SUPPLIED DATA:
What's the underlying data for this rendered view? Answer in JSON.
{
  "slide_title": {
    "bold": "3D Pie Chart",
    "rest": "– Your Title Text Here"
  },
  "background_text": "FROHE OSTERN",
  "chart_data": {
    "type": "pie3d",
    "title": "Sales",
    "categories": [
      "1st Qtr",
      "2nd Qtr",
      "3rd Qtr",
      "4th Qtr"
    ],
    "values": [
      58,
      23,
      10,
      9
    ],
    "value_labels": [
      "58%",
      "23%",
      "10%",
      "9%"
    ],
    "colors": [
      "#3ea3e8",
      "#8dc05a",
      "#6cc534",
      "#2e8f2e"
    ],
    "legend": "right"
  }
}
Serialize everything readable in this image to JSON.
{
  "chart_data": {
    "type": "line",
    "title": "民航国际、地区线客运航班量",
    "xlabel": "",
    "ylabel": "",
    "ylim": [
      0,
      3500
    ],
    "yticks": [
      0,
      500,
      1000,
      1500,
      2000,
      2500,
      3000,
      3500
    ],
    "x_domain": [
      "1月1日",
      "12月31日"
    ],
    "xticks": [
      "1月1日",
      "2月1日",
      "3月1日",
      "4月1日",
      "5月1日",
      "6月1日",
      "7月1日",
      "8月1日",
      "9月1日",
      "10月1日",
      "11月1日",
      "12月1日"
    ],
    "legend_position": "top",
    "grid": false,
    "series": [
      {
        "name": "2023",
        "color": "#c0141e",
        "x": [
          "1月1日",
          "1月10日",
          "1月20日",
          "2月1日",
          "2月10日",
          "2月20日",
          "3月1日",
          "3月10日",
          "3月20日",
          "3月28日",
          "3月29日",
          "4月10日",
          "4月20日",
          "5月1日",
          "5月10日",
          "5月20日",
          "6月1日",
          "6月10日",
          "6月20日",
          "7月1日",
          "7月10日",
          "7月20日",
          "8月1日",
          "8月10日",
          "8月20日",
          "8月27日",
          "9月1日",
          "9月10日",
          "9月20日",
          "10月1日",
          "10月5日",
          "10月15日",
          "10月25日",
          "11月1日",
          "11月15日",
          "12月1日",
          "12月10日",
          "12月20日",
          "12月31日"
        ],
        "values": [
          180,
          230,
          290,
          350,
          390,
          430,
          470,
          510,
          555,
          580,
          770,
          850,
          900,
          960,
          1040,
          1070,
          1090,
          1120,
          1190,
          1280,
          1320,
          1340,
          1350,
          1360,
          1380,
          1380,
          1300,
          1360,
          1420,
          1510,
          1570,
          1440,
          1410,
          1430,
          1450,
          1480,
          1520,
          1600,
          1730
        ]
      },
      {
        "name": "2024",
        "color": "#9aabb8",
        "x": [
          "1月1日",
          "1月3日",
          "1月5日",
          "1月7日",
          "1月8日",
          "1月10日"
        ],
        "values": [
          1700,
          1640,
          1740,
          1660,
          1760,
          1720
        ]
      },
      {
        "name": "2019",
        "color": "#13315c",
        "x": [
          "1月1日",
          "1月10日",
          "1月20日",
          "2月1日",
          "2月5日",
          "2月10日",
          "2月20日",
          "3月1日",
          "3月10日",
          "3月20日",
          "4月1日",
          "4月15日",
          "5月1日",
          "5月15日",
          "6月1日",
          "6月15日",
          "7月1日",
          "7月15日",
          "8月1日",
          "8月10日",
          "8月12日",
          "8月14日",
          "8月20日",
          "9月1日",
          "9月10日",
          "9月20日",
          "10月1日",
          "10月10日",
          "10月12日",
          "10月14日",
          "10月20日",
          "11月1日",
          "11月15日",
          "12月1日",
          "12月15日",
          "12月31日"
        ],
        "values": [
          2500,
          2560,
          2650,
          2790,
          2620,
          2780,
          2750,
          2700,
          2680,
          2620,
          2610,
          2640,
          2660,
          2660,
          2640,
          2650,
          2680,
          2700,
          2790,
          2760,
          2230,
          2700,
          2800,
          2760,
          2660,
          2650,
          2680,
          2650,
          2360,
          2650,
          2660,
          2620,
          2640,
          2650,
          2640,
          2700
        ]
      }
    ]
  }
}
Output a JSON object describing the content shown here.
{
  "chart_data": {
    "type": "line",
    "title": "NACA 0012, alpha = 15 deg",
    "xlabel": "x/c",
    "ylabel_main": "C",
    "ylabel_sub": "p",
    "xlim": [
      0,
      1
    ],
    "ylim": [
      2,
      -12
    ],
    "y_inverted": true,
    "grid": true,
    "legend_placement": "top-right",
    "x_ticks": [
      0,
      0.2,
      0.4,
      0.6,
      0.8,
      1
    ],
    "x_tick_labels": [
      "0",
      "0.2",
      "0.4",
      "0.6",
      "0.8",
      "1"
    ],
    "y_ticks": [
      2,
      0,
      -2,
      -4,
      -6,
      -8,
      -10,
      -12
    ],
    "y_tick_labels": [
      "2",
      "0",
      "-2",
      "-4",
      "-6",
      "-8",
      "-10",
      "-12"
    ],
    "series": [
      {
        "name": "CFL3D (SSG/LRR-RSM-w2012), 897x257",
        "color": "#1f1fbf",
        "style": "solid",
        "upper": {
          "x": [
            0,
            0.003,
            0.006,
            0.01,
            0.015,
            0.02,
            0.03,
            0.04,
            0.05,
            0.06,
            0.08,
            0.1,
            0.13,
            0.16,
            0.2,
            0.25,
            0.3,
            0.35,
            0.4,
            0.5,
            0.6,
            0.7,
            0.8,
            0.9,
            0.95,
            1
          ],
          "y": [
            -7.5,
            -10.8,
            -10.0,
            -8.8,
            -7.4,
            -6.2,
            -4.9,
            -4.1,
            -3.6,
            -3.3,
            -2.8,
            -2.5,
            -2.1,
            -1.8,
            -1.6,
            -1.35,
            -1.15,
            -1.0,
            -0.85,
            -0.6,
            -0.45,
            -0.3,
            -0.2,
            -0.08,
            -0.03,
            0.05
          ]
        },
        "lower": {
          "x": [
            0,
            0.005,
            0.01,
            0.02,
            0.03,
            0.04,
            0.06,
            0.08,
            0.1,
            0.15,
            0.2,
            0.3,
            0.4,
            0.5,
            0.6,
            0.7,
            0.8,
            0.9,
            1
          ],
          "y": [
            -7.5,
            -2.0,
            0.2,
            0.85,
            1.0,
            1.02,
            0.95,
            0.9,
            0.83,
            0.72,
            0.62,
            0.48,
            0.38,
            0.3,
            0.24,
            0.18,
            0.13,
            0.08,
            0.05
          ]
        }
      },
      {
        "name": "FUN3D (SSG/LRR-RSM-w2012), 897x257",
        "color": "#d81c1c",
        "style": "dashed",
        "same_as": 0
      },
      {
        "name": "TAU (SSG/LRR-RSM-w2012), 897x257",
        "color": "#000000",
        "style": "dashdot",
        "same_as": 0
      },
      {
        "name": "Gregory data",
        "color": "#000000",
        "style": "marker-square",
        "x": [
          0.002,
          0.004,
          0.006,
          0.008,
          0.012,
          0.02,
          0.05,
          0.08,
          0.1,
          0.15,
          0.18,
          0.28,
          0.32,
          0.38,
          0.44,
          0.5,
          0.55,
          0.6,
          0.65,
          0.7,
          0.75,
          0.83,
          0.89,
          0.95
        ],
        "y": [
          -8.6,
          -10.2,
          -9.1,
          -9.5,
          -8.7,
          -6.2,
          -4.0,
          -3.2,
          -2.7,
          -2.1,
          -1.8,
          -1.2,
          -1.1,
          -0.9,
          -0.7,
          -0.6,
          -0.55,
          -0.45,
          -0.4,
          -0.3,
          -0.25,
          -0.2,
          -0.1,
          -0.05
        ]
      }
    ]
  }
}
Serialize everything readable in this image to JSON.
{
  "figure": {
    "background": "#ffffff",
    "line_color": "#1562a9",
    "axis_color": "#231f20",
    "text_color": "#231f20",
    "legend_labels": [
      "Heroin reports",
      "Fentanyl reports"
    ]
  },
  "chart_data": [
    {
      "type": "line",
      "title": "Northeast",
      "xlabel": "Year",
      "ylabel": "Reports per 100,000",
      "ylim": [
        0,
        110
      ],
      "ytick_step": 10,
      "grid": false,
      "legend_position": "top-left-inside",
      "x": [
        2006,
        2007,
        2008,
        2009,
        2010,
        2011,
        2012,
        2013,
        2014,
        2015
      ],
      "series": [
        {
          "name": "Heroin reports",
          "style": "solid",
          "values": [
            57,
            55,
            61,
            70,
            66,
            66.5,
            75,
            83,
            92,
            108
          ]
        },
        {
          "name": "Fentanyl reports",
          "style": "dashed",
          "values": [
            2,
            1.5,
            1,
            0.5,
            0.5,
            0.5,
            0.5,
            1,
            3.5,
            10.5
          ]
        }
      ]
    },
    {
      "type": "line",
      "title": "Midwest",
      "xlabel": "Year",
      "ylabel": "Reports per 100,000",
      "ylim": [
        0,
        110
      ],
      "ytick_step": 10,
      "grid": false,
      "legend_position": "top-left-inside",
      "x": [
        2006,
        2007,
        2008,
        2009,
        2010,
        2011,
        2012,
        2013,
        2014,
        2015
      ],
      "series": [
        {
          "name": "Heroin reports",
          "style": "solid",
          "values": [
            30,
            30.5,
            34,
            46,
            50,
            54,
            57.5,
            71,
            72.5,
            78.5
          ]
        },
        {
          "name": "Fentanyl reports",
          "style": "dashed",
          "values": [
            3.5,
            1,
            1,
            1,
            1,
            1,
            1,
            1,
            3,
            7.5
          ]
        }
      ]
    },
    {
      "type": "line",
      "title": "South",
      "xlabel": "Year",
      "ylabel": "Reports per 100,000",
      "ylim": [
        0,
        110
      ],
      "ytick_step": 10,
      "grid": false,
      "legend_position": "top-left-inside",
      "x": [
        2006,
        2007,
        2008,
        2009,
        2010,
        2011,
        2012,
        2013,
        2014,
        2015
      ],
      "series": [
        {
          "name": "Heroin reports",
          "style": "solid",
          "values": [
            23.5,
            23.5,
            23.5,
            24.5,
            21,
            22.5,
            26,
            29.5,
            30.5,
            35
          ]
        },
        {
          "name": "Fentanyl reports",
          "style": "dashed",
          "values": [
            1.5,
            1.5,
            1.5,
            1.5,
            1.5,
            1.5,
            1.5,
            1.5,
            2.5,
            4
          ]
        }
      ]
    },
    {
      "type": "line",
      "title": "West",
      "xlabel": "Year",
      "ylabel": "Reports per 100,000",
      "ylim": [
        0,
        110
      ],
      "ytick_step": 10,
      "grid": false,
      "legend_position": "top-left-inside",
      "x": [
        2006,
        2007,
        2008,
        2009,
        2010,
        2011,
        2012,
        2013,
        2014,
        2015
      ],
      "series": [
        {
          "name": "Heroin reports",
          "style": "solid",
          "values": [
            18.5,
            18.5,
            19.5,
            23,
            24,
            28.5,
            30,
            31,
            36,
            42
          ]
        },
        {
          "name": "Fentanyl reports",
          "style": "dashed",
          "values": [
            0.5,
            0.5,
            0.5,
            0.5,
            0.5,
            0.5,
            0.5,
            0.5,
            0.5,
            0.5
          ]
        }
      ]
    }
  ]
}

INSTRUCTIONS FOR THE TASK:
Return each line that includes "JSON".

EXERCISE RESPONSE:
What's the underlying data for this rendered view? Answer in JSON.
Serialize everything readable in this image to JSON.
Output a JSON object describing the content shown here.
Serialize everything readable in this image to JSON.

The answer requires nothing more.